— SHORT EXERCISE —
Work through the data line by line, gathering every line that has the word "安全组规则对不同规格云服务器的生效情况不同".

═════ DATASET ROWS ═════

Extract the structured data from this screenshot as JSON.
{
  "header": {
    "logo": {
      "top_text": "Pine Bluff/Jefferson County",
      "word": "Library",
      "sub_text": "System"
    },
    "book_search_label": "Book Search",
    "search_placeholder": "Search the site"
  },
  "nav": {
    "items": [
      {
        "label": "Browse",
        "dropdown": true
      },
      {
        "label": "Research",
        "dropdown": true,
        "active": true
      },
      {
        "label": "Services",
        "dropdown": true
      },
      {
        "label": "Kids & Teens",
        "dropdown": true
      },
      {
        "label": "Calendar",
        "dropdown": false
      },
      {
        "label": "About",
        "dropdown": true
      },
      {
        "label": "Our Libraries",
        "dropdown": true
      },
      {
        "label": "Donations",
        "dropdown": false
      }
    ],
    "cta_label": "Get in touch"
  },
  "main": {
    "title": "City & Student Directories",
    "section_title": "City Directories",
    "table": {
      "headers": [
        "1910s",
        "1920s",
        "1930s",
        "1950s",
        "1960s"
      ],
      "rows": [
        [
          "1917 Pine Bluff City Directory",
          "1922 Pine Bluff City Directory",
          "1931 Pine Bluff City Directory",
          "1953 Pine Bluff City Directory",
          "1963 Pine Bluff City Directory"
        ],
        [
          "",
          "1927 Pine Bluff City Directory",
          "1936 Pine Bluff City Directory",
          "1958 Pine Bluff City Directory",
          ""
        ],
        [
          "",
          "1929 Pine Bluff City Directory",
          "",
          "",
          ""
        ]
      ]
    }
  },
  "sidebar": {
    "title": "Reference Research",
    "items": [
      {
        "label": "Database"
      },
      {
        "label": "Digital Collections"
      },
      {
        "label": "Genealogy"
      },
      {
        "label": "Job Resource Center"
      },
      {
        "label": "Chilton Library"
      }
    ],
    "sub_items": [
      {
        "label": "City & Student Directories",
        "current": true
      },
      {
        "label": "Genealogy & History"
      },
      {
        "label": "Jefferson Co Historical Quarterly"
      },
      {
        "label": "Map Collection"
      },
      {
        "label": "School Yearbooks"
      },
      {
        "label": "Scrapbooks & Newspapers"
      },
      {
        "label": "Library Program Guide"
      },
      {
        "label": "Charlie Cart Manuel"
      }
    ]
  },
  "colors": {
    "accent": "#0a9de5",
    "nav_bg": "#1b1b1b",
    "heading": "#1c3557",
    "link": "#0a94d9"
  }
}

═════
═════ DATASET ROWS ═════

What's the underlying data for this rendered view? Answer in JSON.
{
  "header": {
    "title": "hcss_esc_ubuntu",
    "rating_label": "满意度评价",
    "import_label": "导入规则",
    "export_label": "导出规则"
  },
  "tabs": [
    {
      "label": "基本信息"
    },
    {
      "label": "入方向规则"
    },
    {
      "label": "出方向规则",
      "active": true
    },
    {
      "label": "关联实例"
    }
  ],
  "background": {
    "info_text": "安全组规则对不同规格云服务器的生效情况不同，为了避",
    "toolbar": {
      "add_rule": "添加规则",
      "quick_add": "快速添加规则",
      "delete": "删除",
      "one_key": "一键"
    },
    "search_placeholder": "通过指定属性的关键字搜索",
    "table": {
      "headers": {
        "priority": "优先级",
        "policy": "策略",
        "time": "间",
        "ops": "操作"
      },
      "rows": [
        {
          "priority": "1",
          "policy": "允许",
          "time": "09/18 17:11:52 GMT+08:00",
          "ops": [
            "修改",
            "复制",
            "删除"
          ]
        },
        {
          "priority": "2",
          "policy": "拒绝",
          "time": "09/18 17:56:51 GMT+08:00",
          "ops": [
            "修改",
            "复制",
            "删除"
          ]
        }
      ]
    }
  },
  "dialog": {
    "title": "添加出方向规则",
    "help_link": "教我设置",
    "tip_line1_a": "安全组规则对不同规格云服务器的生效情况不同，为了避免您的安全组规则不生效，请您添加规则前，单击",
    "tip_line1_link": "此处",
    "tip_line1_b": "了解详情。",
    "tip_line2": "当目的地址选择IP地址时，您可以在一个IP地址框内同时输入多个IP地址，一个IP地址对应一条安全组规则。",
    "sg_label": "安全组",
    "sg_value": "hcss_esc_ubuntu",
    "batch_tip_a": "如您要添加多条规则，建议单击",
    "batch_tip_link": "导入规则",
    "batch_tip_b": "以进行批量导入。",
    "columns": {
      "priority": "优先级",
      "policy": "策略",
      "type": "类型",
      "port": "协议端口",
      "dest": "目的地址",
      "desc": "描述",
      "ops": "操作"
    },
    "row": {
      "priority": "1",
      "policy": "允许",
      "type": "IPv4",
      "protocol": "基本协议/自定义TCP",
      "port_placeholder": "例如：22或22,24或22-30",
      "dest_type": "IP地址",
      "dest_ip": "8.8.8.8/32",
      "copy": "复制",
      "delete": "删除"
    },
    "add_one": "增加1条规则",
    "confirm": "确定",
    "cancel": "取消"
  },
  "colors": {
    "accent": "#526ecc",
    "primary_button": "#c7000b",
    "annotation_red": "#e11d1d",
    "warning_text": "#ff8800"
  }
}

═════

— OUTPUT OF THE EXERCISE —
    "info_text": "安全组规则对不同规格云服务器的生效情况不同，为了避",
    "tip_line1_a": "安全组规则对不同规格云服务器的生效情况不同，为了避免您的安全组规则不生效，请您添加规则前，单击",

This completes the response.